(Extracted data entries)
══════════

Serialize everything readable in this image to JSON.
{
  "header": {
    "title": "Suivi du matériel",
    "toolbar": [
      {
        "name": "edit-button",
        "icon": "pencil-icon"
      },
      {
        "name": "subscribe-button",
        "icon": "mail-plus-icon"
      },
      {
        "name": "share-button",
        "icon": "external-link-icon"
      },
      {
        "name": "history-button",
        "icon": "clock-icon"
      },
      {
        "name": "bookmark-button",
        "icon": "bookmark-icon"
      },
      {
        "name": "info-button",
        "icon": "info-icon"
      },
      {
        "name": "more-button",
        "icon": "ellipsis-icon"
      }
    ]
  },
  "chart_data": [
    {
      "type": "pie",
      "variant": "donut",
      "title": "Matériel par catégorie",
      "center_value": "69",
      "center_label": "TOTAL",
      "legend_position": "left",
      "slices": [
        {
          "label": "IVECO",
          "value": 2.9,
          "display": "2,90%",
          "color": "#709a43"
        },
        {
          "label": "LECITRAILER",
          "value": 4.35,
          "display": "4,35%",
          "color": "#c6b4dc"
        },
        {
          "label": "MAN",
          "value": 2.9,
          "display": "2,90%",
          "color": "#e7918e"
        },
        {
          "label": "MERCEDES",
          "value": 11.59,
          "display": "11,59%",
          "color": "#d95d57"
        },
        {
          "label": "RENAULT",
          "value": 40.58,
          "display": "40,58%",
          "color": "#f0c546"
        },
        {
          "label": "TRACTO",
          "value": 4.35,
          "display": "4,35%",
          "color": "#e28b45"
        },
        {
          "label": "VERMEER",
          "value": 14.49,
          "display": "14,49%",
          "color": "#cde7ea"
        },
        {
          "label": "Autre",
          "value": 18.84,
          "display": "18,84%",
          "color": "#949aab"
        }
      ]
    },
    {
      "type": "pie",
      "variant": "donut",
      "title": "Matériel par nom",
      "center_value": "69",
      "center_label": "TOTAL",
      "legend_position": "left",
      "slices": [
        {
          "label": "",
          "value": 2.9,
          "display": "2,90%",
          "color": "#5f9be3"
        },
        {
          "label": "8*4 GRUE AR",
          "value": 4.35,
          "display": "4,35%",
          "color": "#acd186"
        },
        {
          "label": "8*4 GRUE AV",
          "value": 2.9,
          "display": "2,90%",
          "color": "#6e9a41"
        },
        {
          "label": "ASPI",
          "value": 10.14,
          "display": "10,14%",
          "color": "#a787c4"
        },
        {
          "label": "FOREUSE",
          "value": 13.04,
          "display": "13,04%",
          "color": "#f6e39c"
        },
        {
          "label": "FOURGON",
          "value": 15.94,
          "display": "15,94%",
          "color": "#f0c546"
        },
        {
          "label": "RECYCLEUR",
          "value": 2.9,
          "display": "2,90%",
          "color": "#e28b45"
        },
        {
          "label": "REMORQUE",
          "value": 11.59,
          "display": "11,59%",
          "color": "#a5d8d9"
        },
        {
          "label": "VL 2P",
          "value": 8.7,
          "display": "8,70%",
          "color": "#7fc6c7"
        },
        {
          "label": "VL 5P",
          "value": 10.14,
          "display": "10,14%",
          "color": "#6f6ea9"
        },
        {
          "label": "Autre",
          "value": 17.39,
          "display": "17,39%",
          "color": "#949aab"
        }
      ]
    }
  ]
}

══════════

# [Description of the task]
Can you restate every record above word for word?

# [Correct output]
Serialize everything readable in this image to JSON.
{
  "header": {
    "title": "Suivi du matériel",
    "toolbar": [
      {
        "name": "edit-button",
        "icon": "pencil-icon"
      },
      {
        "name": "subscribe-button",
        "icon": "mail-plus-icon"
      },
      {
        "name": "share-button",
        "icon": "external-link-icon"
      },
      {
        "name": "history-button",
        "icon": "clock-icon"
      },
      {
        "name": "bookmark-button",
        "icon": "bookmark-icon"
      },
      {
        "name": "info-button",
        "icon": "info-icon"
      },
      {
        "name": "more-button",
        "icon": "ellipsis-icon"
      }
    ]
  },
  "chart_data": [
    {
      "type": "pie",
      "variant": "donut",
      "title": "Matériel par catégorie",
      "center_value": "69",
      "center_label": "TOTAL",
      "legend_position": "left",
      "slices": [
        {
          "label": "IVECO",
          "value": 2.9,
          "display": "2,90%",
          "color": "#709a43"
        },
        {
          "label": "LECITRAILER",
          "value": 4.35,
          "display": "4,35%",
          "color": "#c6b4dc"
        },
        {
          "label": "MAN",
          "value": 2.9,
          "display": "2,90%",
          "color": "#e7918e"
        },
        {
          "label": "MERCEDES",
          "value": 11.59,
          "display": "11,59%",
          "color": "#d95d57"
        },
        {
          "label": "RENAULT",
          "value": 40.58,
          "display": "40,58%",
          "color": "#f0c546"
        },
        {
          "label": "TRACTO",
          "value": 4.35,
          "display": "4,35%",
          "color": "#e28b45"
        },
        {
          "label": "VERMEER",
          "value": 14.49,
          "display": "14,49%",
          "color": "#cde7ea"
        },
        {
          "label": "Autre",
          "value": 18.84,
          "display": "18,84%",
          "color": "#949aab"
        }
      ]
    },
    {
      "type": "pie",
      "variant": "donut",
      "title": "Matériel par nom",
      "center_value": "69",
      "center_label": "TOTAL",
      "legend_position": "left",
      "slices": [
        {
          "label": "",
          "value": 2.9,
          "display": "2,90%",
          "color": "#5f9be3"
        },
        {
          "label": "8*4 GRUE AR",
          "value": 4.35,
          "display": "4,35%",
          "color": "#acd186"
        },
        {
          "label": "8*4 GRUE AV",
          "value": 2.9,
          "display": "2,90%",
          "color": "#6e9a41"
        },
        {
          "label": "ASPI",
          "value": 10.14,
          "display": "10,14%",
          "color": "#a787c4"
        },
        {
          "label": "FOREUSE",
          "value": 13.04,
          "display": "13,04%",
          "color": "#f6e39c"
        },
        {
          "label": "FOURGON",
          "value": 15.94,
          "display": "15,94%",
          "color": "#f0c546"
        },
        {
          "label": "RECYCLEUR",
          "value": 2.9,
          "display": "2,90%",
          "color": "#e28b45"
        },
        {
          "label": "REMORQUE",
          "value": 11.59,
          "display": "11,59%",
          "color": "#a5d8d9"
        },
        {
          "label": "VL 2P",
          "value": 8.7,
          "display": "8,70%",
          "color": "#7fc6c7"
        },
        {
          "label": "VL 5P",
          "value": 10.14,
          "display": "10,14%",
          "color": "#6f6ea9"
        },
        {
          "label": "Autre",
          "value": 17.39,
          "display": "17,39%",
          "color": "#949aab"
        }
      ]
    }
  ]
}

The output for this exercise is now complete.